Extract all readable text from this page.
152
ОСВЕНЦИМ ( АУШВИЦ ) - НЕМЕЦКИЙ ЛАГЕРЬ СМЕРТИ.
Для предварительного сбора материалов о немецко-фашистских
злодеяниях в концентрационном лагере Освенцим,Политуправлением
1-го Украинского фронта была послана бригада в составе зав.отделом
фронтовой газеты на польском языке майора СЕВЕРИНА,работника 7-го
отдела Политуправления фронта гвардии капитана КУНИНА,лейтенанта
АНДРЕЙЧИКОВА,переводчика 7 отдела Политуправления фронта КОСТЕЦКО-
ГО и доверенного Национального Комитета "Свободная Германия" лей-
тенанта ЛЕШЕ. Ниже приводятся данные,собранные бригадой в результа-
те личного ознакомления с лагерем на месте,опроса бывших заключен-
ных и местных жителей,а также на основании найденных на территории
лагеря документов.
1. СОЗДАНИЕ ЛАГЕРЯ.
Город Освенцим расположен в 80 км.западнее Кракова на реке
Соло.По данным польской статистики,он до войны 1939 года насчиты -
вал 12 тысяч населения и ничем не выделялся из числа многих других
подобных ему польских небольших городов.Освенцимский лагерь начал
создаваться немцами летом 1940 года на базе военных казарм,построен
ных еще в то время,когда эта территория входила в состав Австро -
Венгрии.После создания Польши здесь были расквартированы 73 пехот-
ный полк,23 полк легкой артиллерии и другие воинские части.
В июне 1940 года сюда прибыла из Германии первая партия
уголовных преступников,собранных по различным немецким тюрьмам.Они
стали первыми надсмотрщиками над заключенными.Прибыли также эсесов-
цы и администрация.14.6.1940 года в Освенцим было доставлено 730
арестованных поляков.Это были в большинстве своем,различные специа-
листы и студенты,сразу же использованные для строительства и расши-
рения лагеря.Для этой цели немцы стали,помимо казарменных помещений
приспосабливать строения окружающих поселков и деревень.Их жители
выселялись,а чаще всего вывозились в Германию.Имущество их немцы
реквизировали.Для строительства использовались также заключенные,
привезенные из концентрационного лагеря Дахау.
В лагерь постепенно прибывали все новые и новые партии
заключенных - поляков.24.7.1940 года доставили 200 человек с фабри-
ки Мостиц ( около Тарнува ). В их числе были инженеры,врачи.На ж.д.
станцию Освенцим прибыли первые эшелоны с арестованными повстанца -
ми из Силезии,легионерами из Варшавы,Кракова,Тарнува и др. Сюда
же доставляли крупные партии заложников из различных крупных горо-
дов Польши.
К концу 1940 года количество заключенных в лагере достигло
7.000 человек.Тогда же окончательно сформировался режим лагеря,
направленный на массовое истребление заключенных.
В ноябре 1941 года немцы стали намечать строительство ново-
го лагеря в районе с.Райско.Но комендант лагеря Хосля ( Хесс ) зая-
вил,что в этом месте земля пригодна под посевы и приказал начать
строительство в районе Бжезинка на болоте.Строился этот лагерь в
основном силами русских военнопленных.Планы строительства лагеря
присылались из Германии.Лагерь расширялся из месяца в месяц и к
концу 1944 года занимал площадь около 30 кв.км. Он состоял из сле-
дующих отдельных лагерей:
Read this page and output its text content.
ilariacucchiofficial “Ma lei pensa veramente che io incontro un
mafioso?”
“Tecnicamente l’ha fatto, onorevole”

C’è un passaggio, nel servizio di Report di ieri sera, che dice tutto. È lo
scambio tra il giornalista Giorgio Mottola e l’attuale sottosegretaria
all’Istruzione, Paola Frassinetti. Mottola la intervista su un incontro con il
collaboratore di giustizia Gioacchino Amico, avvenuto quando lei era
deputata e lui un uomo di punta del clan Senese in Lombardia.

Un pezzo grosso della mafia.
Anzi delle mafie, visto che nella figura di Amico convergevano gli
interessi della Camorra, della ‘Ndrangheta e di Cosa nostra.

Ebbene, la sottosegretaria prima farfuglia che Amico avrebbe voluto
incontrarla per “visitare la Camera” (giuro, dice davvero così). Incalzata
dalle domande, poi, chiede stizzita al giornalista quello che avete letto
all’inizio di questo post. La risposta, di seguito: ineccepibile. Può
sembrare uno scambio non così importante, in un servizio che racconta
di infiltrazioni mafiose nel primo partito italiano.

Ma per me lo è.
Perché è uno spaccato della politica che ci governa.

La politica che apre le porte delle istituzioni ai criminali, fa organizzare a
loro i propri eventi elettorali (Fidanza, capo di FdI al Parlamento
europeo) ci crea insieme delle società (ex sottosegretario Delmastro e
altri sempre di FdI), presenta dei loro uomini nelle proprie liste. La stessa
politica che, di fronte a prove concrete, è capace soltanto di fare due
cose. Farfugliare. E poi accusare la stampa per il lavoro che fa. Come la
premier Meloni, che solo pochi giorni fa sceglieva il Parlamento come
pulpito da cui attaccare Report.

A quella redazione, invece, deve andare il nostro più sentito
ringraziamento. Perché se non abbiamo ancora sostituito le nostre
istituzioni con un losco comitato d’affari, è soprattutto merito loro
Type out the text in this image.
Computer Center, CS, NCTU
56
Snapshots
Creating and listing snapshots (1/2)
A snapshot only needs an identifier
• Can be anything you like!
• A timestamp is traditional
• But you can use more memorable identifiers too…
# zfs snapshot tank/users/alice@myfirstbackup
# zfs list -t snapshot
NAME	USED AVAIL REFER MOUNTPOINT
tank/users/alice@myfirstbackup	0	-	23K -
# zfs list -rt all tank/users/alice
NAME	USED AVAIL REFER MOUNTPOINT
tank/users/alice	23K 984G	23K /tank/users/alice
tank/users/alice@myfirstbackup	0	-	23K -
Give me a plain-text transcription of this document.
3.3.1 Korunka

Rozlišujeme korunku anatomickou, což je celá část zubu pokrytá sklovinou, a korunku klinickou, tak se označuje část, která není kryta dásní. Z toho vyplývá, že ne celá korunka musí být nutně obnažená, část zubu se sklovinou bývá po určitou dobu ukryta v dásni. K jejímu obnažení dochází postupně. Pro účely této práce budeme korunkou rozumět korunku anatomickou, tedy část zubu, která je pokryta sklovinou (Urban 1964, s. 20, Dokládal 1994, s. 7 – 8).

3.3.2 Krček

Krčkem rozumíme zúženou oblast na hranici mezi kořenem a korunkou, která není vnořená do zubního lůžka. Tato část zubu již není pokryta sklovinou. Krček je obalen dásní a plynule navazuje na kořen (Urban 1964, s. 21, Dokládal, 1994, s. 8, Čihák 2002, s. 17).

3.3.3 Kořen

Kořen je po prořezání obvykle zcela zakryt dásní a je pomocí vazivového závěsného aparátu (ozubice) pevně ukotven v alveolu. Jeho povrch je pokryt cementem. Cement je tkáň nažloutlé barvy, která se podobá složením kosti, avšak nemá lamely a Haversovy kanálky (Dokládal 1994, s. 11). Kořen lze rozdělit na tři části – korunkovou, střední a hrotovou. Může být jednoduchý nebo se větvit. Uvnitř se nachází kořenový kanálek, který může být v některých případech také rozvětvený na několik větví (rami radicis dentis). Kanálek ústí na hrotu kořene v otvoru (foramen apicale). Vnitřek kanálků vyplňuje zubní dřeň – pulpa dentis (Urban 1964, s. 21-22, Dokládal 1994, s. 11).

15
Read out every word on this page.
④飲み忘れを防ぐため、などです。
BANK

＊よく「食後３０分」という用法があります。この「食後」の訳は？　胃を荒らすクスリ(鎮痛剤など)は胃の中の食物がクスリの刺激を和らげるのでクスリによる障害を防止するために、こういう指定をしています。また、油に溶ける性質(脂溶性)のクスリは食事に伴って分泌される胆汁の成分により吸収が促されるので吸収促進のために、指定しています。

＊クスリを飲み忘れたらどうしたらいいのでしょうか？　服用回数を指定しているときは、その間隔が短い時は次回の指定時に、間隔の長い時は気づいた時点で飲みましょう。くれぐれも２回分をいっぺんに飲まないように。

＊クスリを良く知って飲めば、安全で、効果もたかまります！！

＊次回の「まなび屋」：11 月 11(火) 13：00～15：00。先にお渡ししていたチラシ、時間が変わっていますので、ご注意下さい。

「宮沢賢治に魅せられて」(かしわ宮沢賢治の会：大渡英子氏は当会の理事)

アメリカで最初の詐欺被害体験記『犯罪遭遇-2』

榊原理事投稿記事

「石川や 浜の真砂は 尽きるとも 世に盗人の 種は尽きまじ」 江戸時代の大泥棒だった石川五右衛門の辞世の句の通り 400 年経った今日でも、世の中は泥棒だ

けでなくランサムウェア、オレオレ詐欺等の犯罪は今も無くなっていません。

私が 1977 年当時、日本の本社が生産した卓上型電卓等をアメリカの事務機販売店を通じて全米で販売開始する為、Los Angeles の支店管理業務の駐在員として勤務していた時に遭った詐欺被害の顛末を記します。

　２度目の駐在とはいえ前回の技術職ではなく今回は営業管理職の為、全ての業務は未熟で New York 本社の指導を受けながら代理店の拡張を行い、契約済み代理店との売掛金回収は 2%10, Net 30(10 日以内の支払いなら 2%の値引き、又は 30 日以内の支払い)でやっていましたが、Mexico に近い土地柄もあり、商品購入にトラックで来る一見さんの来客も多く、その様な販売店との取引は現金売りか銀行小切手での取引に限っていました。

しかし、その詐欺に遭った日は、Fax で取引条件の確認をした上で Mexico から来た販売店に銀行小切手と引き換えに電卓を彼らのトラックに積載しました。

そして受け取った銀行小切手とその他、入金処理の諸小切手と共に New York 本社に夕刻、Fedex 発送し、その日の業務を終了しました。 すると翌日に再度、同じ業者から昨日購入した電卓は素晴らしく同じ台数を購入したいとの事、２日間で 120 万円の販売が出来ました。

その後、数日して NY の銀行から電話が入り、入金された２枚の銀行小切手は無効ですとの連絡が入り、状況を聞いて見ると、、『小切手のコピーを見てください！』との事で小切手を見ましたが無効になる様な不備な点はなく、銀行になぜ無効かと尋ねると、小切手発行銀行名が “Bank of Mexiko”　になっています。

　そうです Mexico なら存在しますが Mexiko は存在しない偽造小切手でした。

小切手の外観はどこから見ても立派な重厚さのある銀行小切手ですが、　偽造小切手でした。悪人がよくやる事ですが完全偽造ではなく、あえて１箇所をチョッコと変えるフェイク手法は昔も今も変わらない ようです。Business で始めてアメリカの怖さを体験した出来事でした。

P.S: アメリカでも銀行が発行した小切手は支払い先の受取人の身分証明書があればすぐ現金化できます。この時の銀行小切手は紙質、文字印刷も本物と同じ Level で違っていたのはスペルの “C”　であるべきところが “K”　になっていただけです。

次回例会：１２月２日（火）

________

— Exercise objective —
Each line above that holds the string "строительство" should be copied and shown.

— Answer below —
В ноябре 1941 года немцы стали намечать строительство ново-
строительство в районе Бжезинка на болоте.Строился этот лагерь в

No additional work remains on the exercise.